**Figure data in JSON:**
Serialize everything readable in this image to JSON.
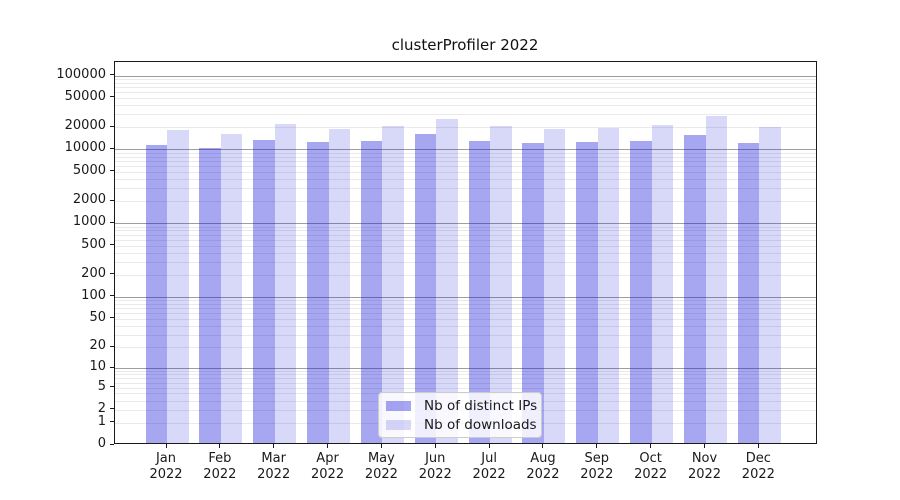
{
  "title": "clusterProfiler 2022",
  "chart_data": {
    "type": "bar",
    "title": "clusterProfiler 2022",
    "xlabel": "",
    "ylabel": "",
    "year": "2022",
    "categories": [
      "Jan",
      "Feb",
      "Mar",
      "Apr",
      "May",
      "Jun",
      "Jul",
      "Aug",
      "Sep",
      "Oct",
      "Nov",
      "Dec"
    ],
    "series": [
      {
        "name": "Nb of distinct IPs",
        "values": [
          10800,
          9800,
          12700,
          12000,
          12300,
          15300,
          12400,
          11400,
          11700,
          12400,
          14800,
          11400
        ]
      },
      {
        "name": "Nb of downloads",
        "values": [
          17500,
          15200,
          20700,
          18000,
          19300,
          24000,
          19500,
          17900,
          18500,
          19900,
          26600,
          19000
        ]
      }
    ],
    "scale": "log1p",
    "ylim": [
      0,
      155000
    ],
    "yticks": [
      0,
      1,
      2,
      5,
      10,
      20,
      50,
      100,
      200,
      500,
      1000,
      2000,
      5000,
      10000,
      20000,
      50000,
      100000
    ],
    "grid": "on",
    "legend_position": "lower center"
  },
  "legend": {
    "items": [
      {
        "label": "Nb of distinct IPs",
        "color": "rgba(10,10,215,0.36)"
      },
      {
        "label": "Nb of downloads",
        "color": "rgba(10,10,215,0.16)"
      }
    ]
  },
  "colors": {
    "bar_distinct_ips": "rgba(10,10,215,0.36)",
    "bar_downloads": "rgba(10,10,215,0.16)",
    "grid_major": "#9e9e9e",
    "grid_minor": "#eaeaea",
    "spine": "#1a1a1a",
    "background": "#ffffff"
  }
}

**Task statement:** Restate the records word for word, omitting images.

**Solution for this task:**
Serialize everything readable in this image to JSON.
{
  "title": "clusterProfiler 2022",
  "chart_data": {
    "type": "bar",
    "title": "clusterProfiler 2022",
    "xlabel": "",
    "ylabel": "",
    "year": "2022",
    "categories": [
      "Jan",
      "Feb",
      "Mar",
      "Apr",
      "May",
      "Jun",
      "Jul",
      "Aug",
      "Sep",
      "Oct",
      "Nov",
      "Dec"
    ],
    "series": [
      {
        "name": "Nb of distinct IPs",
        "values": [
          10800,
          9800,
          12700,
          12000,
          12300,
          15300,
          12400,
          11400,
          11700,
          12400,
          14800,
          11400
        ]
      },
      {
        "name": "Nb of downloads",
        "values": [
          17500,
          15200,
          20700,
          18000,
          19300,
          24000,
          19500,
          17900,
          18500,
          19900,
          26600,
          19000
        ]
      }
    ],
    "scale": "log1p",
    "ylim": [
      0,
      155000
    ],
    "yticks": [
      0,
      1,
      2,
      5,
      10,
      20,
      50,
      100,
      200,
      500,
      1000,
      2000,
      5000,
      10000,
      20000,
      50000,
      100000
    ],
    "grid": "on",
    "legend_position": "lower center"
  },
  "legend": {
    "items": [
      {
        "label": "Nb of distinct IPs",
        "color": "rgba(10,10,215,0.36)"
      },
      {
        "label": "Nb of downloads",
        "color": "rgba(10,10,215,0.16)"
      }
    ]
  },
  "colors": {
    "bar_distinct_ips": "rgba(10,10,215,0.36)",
    "bar_downloads": "rgba(10,10,215,0.16)",
    "grid_major": "#9e9e9e",
    "grid_minor": "#eaeaea",
    "spine": "#1a1a1a",
    "background": "#ffffff"
  }
}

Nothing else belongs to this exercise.